#### INPUT RECORDS:
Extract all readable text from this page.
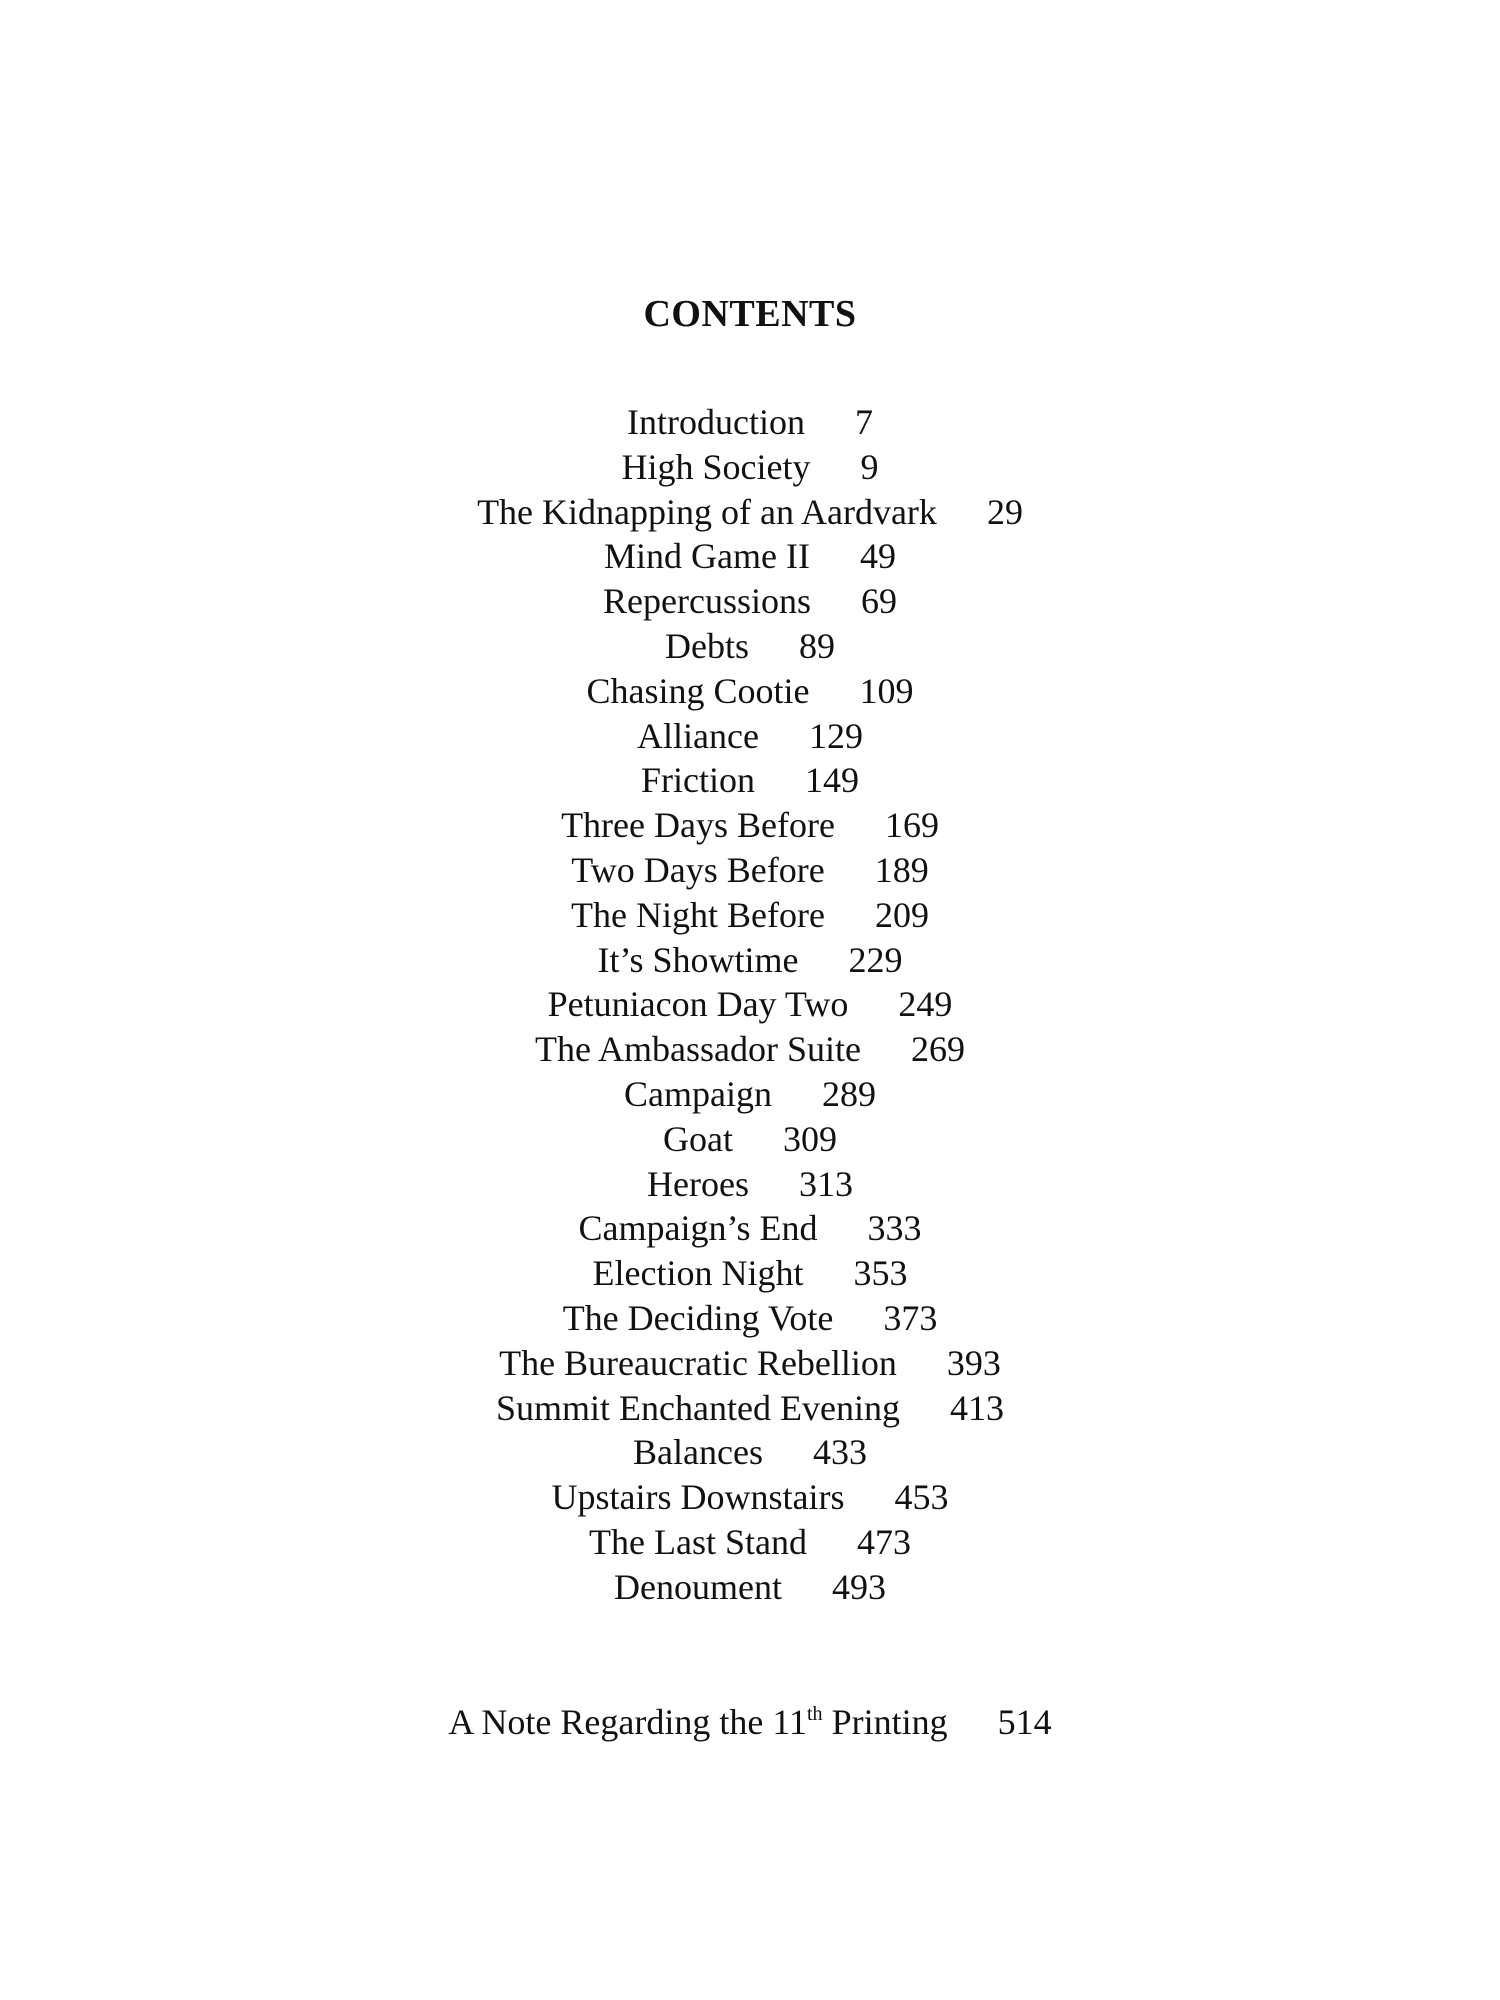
CONTENTS
Introduction 7
High Society 9
The Kidnapping of an Aardvark 29
Mind Game II 49
Repercussions 69
Debts 89
Chasing Cootie 109
Alliance 129
Friction 149
Three Days Before 169
Two Days Before 189
The Night Before 209
It’s Showtime 229
Petuniacon Day Two 249
The Ambassador Suite 269
Campaign 289
Goat 309
Heroes 313
Campaign’s End 333
Election Night 353
The Deciding Vote 373
The Bureaucratic Rebellion 393
Summit Enchanted Evening 413
Balances 433
Upstairs Downstairs 453
The Last Stand 473
Denoument 493
A Note Regarding the 11th Printing 514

#### TO BE DONE:
Every line of the data should be copied as it stands, without the images.

#### WORKED ANSWER:
Extract all readable text from this page.
CONTENTS
Introduction 7
High Society 9
The Kidnapping of an Aardvark 29
Mind Game II 49
Repercussions 69
Debts 89
Chasing Cootie 109
Alliance 129
Friction 149
Three Days Before 169
Two Days Before 189
The Night Before 209
It’s Showtime 229
Petuniacon Day Two 249
The Ambassador Suite 269
Campaign 289
Goat 309
Heroes 313
Campaign’s End 333
Election Night 353
The Deciding Vote 373
The Bureaucratic Rebellion 393
Summit Enchanted Evening 413
Balances 433
Upstairs Downstairs 453
The Last Stand 473
Denoument 493
A Note Regarding the 11th Printing 514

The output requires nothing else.